_TASK TO CARRY OUT_: Omit every picture and return the rest of the data unaltered.

_INPUT_:
####################
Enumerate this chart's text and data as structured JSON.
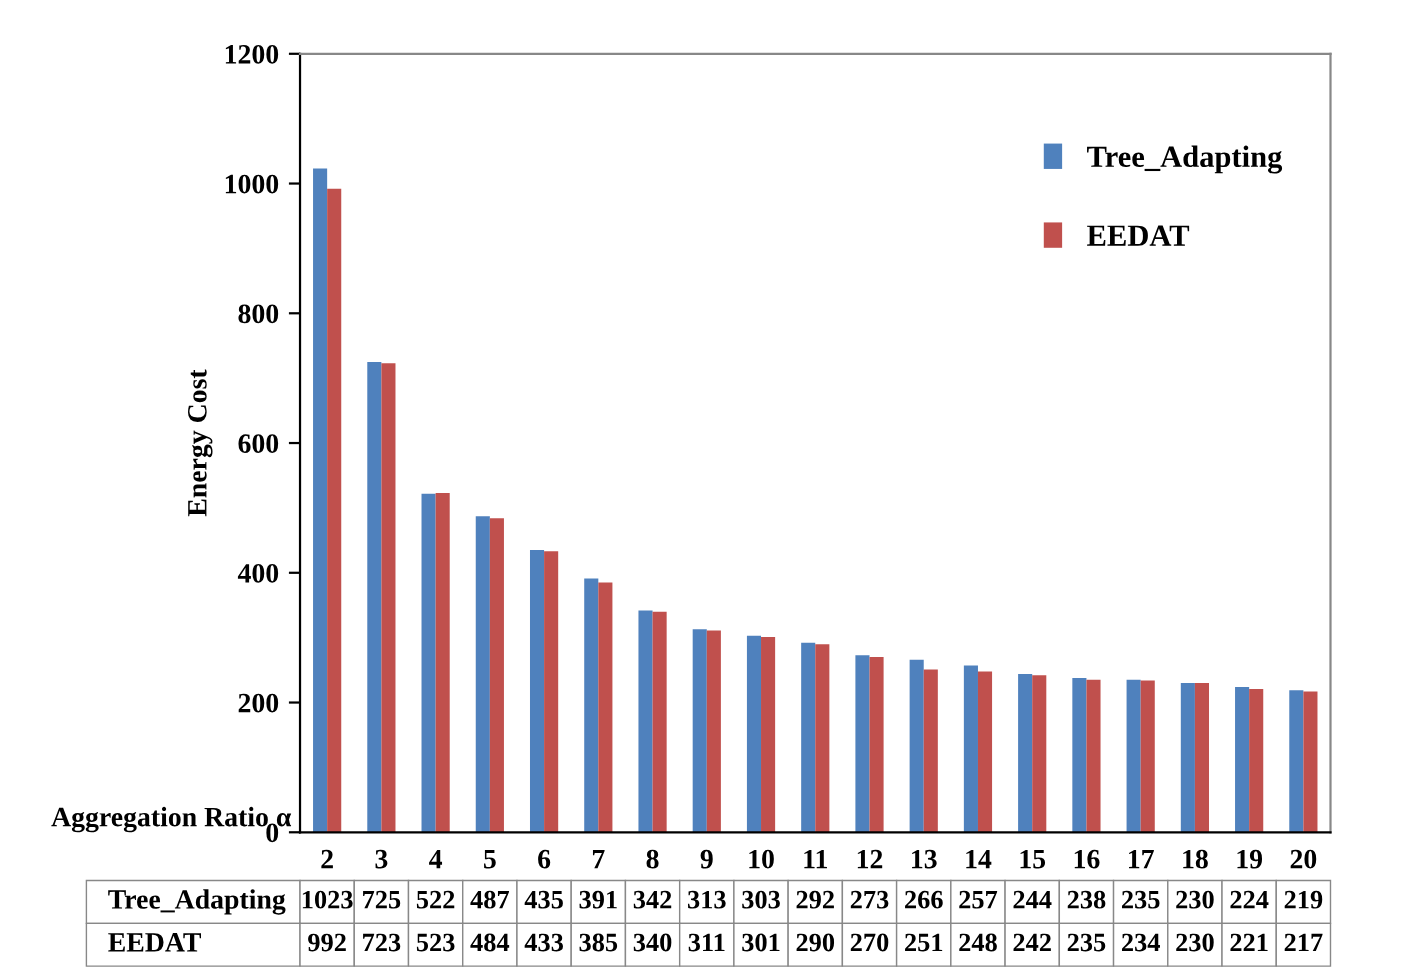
{
  "chart_data": {
    "type": "bar",
    "ylabel": "Energy Cost",
    "xlabel": "Aggregation Ratio α",
    "categories": [
      "2",
      "3",
      "4",
      "5",
      "6",
      "7",
      "8",
      "9",
      "10",
      "11",
      "12",
      "13",
      "14",
      "15",
      "16",
      "17",
      "18",
      "19",
      "20"
    ],
    "series": [
      {
        "name": "Tree_Adapting",
        "color": "#4f81bd",
        "values": [
          1023,
          725,
          522,
          487,
          435,
          391,
          342,
          313,
          303,
          292,
          273,
          266,
          257,
          244,
          238,
          235,
          230,
          224,
          219
        ]
      },
      {
        "name": "EEDAT",
        "color": "#c0504d",
        "values": [
          992,
          723,
          523,
          484,
          433,
          385,
          340,
          311,
          301,
          290,
          270,
          251,
          248,
          242,
          235,
          234,
          230,
          221,
          217
        ]
      }
    ],
    "ylim": [
      0,
      1200
    ],
    "yticks": [
      0,
      200,
      400,
      600,
      800,
      1000,
      1200
    ],
    "data_labels": true,
    "legend": "top right",
    "grid": false
  }
}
####################
_TASK SOLUTION_:
Enumerate this chart's text and data as structured JSON.
{
  "chart_data": {
    "type": "bar",
    "ylabel": "Energy Cost",
    "xlabel": "Aggregation Ratio α",
    "categories": [
      "2",
      "3",
      "4",
      "5",
      "6",
      "7",
      "8",
      "9",
      "10",
      "11",
      "12",
      "13",
      "14",
      "15",
      "16",
      "17",
      "18",
      "19",
      "20"
    ],
    "series": [
      {
        "name": "Tree_Adapting",
        "color": "#4f81bd",
        "values": [
          1023,
          725,
          522,
          487,
          435,
          391,
          342,
          313,
          303,
          292,
          273,
          266,
          257,
          244,
          238,
          235,
          230,
          224,
          219
        ]
      },
      {
        "name": "EEDAT",
        "color": "#c0504d",
        "values": [
          992,
          723,
          523,
          484,
          433,
          385,
          340,
          311,
          301,
          290,
          270,
          251,
          248,
          242,
          235,
          234,
          230,
          221,
          217
        ]
      }
    ],
    "ylim": [
      0,
      1200
    ],
    "yticks": [
      0,
      200,
      400,
      600,
      800,
      1000,
      1200
    ],
    "data_labels": true,
    "legend": "top right",
    "grid": false
  }
}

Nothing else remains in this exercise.